* RECORDS SUPPLIED:
-.-.-
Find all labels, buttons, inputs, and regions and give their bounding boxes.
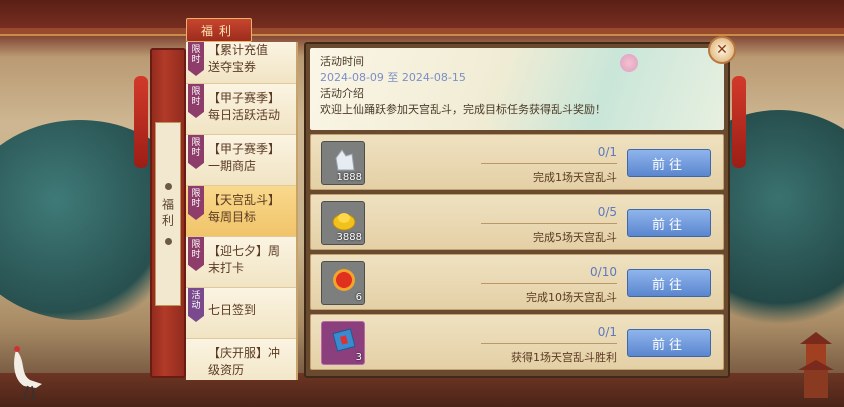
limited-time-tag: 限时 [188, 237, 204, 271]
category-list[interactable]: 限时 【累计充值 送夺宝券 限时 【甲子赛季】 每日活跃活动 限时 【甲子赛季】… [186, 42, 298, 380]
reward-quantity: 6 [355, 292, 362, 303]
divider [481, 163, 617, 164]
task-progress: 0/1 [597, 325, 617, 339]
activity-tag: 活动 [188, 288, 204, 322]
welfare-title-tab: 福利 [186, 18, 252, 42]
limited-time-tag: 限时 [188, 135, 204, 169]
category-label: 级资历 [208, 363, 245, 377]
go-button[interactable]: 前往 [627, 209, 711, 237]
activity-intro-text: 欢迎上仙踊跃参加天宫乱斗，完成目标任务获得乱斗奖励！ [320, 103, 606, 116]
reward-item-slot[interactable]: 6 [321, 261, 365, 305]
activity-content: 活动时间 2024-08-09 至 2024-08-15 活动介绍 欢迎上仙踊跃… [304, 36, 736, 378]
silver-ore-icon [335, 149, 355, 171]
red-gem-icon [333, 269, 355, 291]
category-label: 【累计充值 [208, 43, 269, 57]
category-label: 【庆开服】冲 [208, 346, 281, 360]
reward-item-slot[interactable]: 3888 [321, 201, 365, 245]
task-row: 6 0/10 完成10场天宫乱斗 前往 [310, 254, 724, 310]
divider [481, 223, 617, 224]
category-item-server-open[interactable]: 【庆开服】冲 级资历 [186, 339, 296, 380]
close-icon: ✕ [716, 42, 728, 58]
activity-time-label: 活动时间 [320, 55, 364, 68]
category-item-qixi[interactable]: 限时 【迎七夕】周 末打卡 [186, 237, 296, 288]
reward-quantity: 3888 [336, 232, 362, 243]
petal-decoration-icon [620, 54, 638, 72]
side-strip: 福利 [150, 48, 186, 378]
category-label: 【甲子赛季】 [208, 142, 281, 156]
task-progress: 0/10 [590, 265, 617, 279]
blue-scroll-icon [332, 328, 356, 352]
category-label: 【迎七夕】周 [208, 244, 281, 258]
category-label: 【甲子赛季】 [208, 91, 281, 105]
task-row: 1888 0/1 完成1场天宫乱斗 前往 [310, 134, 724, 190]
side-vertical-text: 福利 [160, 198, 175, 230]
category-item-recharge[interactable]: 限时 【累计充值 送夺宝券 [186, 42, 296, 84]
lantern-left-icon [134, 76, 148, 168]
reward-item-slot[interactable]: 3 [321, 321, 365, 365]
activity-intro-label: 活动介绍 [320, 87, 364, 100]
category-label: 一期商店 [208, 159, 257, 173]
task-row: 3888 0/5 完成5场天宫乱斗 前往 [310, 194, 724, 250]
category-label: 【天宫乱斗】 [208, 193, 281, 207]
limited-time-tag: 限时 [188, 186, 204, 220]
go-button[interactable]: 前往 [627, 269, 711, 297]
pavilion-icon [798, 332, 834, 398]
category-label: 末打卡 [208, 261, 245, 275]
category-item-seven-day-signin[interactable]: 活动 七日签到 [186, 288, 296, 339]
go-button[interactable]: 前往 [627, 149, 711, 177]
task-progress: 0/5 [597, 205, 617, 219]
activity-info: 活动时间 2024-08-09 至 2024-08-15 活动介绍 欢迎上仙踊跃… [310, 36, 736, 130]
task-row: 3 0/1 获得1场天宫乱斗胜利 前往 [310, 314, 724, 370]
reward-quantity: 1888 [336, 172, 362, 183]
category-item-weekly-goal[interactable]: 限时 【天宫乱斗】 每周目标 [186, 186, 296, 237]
-.-.-
* WHAT IS EXPECTED:
Rewrite the material above, replacing each "limited-time-tag" with "time-limited-tag" and keeping everything else the same. Leave the picture out.

* RESULT:
Find all labels, buttons, inputs, and regions and give their bounding boxes.
time-limited-tag: 限时 [188, 237, 204, 271]
category-list[interactable]: 限时 【累计充值 送夺宝券 限时 【甲子赛季】 每日活跃活动 限时 【甲子赛季】… [186, 42, 298, 380]
reward-quantity: 6 [355, 292, 362, 303]
divider [481, 163, 617, 164]
task-progress: 0/1 [597, 325, 617, 339]
activity-tag: 活动 [188, 288, 204, 322]
welfare-title-tab: 福利 [186, 18, 252, 42]
time-limited-tag: 限时 [188, 135, 204, 169]
category-label: 级资历 [208, 363, 245, 377]
go-button[interactable]: 前往 [627, 209, 711, 237]
activity-intro-text: 欢迎上仙踊跃参加天宫乱斗，完成目标任务获得乱斗奖励！ [320, 103, 606, 116]
reward-item-slot[interactable]: 6 [321, 261, 365, 305]
activity-content: 活动时间 2024-08-09 至 2024-08-15 活动介绍 欢迎上仙踊跃… [304, 36, 736, 378]
silver-ore-icon [335, 149, 355, 171]
red-gem-icon [333, 269, 355, 291]
category-label: 【累计充值 [208, 43, 269, 57]
category-label: 【庆开服】冲 [208, 346, 281, 360]
reward-item-slot[interactable]: 3888 [321, 201, 365, 245]
task-row: 6 0/10 完成10场天宫乱斗 前往 [310, 254, 724, 310]
divider [481, 223, 617, 224]
category-item-server-open[interactable]: 【庆开服】冲 级资历 [186, 339, 296, 380]
close-icon: ✕ [716, 42, 728, 58]
activity-time-label: 活动时间 [320, 55, 364, 68]
category-item-qixi[interactable]: 限时 【迎七夕】周 末打卡 [186, 237, 296, 288]
reward-quantity: 3888 [336, 232, 362, 243]
petal-decoration-icon [620, 54, 638, 72]
side-strip: 福利 [150, 48, 186, 378]
category-label: 【甲子赛季】 [208, 142, 281, 156]
task-progress: 0/10 [590, 265, 617, 279]
blue-scroll-icon [332, 328, 356, 352]
category-label: 【迎七夕】周 [208, 244, 281, 258]
category-label: 【甲子赛季】 [208, 91, 281, 105]
task-row: 1888 0/1 完成1场天宫乱斗 前往 [310, 134, 724, 190]
side-vertical-text: 福利 [160, 198, 175, 230]
category-item-recharge[interactable]: 限时 【累计充值 送夺宝券 [186, 42, 296, 84]
lantern-left-icon [134, 76, 148, 168]
reward-item-slot[interactable]: 3 [321, 321, 365, 365]
activity-intro-label: 活动介绍 [320, 87, 364, 100]
category-label: 一期商店 [208, 159, 257, 173]
task-row: 3888 0/5 完成5场天宫乱斗 前往 [310, 194, 724, 250]
category-label: 【天宫乱斗】 [208, 193, 281, 207]
time-limited-tag: 限时 [188, 186, 204, 220]
go-button[interactable]: 前往 [627, 269, 711, 297]
pavilion-icon [798, 332, 834, 398]
category-label: 末打卡 [208, 261, 245, 275]
category-item-seven-day-signin[interactable]: 活动 七日签到 [186, 288, 296, 339]
go-button[interactable]: 前往 [627, 149, 711, 177]
task-progress: 0/5 [597, 205, 617, 219]
activity-info: 活动时间 2024-08-09 至 2024-08-15 活动介绍 欢迎上仙踊跃… [310, 36, 736, 130]
task-row: 3 0/1 获得1场天宫乱斗胜利 前往 [310, 314, 724, 370]
reward-quantity: 1888 [336, 172, 362, 183]
category-item-weekly-goal[interactable]: 限时 【天宫乱斗】 每周目标 [186, 186, 296, 237]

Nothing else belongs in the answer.